(Records from a data collection)
**********

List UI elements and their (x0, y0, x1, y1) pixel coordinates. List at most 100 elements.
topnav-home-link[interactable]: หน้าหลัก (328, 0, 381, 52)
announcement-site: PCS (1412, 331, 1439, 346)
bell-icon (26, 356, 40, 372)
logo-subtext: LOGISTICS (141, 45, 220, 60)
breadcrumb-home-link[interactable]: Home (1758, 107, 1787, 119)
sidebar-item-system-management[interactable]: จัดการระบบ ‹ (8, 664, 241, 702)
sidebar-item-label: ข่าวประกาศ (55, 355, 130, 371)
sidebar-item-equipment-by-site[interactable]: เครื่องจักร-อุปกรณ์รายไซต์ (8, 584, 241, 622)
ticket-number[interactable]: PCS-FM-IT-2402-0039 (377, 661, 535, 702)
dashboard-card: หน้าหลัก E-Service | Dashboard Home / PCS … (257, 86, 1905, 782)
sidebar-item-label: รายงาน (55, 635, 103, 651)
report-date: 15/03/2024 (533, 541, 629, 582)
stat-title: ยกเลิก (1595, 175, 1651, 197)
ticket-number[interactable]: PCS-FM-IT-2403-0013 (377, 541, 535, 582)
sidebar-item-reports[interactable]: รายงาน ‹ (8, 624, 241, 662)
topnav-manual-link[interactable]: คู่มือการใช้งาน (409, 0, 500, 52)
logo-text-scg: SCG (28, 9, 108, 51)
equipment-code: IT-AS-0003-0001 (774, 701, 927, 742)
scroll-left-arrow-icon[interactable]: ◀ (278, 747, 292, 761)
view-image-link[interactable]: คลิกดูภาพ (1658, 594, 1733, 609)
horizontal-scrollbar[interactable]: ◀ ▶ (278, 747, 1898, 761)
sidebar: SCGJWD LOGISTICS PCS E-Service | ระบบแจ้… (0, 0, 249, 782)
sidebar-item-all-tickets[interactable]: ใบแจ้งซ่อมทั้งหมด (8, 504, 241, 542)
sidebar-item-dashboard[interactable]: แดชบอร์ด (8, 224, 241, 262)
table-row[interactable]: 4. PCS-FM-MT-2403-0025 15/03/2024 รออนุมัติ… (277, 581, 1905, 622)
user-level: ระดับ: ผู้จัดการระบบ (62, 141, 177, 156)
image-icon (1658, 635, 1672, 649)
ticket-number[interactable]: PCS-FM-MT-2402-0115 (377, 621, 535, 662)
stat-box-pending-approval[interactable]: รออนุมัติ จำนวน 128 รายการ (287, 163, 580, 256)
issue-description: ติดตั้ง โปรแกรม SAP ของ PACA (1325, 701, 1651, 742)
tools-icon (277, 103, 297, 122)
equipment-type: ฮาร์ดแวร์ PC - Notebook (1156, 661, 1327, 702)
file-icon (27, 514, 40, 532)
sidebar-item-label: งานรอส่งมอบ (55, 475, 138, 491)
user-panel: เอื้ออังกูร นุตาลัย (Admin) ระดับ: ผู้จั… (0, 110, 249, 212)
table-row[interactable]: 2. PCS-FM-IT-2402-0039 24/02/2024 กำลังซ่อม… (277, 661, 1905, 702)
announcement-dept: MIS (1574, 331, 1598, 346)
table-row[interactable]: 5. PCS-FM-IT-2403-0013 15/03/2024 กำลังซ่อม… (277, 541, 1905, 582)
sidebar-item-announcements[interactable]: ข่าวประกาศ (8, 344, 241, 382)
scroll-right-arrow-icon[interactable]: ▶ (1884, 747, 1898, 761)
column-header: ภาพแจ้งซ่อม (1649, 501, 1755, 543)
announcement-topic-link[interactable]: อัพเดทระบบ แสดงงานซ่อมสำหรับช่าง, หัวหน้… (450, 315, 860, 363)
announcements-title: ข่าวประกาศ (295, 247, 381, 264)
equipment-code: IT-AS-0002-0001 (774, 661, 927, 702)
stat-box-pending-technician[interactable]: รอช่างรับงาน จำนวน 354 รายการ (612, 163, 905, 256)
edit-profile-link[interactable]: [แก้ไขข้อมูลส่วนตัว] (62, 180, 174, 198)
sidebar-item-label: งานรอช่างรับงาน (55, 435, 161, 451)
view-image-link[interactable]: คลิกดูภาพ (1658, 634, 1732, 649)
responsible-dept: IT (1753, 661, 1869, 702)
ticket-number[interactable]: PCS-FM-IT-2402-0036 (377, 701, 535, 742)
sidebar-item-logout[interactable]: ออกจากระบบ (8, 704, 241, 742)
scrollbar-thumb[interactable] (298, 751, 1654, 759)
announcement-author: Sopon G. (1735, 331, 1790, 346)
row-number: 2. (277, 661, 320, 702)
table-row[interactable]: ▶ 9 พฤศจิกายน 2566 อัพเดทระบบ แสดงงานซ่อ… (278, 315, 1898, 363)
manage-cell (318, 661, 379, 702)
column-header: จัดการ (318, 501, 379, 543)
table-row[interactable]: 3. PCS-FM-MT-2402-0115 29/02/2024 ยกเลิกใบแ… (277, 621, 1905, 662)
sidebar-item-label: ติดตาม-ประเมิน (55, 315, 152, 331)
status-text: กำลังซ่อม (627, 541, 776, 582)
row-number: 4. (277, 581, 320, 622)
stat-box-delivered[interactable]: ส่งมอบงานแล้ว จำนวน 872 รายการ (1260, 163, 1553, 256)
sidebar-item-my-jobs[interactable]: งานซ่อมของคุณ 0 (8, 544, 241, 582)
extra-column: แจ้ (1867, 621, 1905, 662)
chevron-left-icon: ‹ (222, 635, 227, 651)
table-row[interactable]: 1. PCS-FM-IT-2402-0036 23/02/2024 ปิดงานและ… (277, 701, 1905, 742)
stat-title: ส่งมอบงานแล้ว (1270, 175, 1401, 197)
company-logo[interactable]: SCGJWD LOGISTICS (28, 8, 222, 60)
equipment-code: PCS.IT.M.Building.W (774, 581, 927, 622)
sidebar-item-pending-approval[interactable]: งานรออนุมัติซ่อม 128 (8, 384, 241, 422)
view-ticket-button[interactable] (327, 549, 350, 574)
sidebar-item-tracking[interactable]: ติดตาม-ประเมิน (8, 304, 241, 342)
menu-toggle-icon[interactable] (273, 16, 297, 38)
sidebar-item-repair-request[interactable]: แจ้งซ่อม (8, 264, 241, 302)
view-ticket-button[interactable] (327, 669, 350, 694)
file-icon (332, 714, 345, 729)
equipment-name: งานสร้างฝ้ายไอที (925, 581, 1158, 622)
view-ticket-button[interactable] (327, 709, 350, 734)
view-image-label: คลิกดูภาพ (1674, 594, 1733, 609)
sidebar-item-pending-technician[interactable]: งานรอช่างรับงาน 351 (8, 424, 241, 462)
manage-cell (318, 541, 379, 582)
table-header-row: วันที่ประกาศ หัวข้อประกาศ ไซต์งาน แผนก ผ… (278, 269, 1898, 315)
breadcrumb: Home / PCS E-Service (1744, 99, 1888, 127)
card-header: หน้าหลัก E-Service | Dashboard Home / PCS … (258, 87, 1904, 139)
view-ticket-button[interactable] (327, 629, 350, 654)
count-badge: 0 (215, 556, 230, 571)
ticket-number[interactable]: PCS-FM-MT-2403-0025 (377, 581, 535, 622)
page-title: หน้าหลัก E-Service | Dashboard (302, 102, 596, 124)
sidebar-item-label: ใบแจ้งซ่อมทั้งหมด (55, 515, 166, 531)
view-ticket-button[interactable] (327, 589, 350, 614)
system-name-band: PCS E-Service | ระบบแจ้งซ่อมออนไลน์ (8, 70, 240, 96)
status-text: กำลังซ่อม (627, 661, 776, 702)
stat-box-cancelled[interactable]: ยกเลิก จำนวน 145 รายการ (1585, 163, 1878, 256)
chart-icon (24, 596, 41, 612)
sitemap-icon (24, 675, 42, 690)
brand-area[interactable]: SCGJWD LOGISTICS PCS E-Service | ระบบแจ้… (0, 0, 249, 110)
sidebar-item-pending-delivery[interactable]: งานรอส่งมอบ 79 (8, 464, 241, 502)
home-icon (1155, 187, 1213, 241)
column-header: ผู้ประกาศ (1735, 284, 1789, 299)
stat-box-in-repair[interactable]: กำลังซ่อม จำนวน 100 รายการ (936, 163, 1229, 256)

**********

To do:
Repeat the rows word for word, from the start of the rows up to and including the line that contains "logo-text-scg: SCG (28, 9, 108, 51)".

The result:
List UI elements and their (x0, y0, x1, y1) pixel coordinates. List at most 100 elements.
topnav-home-link[interactable]: หน้าหลัก (328, 0, 381, 52)
announcement-site: PCS (1412, 331, 1439, 346)
bell-icon (26, 356, 40, 372)
logo-subtext: LOGISTICS (141, 45, 220, 60)
breadcrumb-home-link[interactable]: Home (1758, 107, 1787, 119)
sidebar-item-system-management[interactable]: จัดการระบบ ‹ (8, 664, 241, 702)
sidebar-item-label: ข่าวประกาศ (55, 355, 130, 371)
sidebar-item-equipment-by-site[interactable]: เครื่องจักร-อุปกรณ์รายไซต์ (8, 584, 241, 622)
ticket-number[interactable]: PCS-FM-IT-2402-0039 (377, 661, 535, 702)
dashboard-card: หน้าหลัก E-Service | Dashboard Home / PCS … (257, 86, 1905, 782)
sidebar-item-label: รายงาน (55, 635, 103, 651)
report-date: 15/03/2024 (533, 541, 629, 582)
stat-title: ยกเลิก (1595, 175, 1651, 197)
ticket-number[interactable]: PCS-FM-IT-2403-0013 (377, 541, 535, 582)
sidebar-item-reports[interactable]: รายงาน ‹ (8, 624, 241, 662)
topnav-manual-link[interactable]: คู่มือการใช้งาน (409, 0, 500, 52)
logo-text-scg: SCG (28, 9, 108, 51)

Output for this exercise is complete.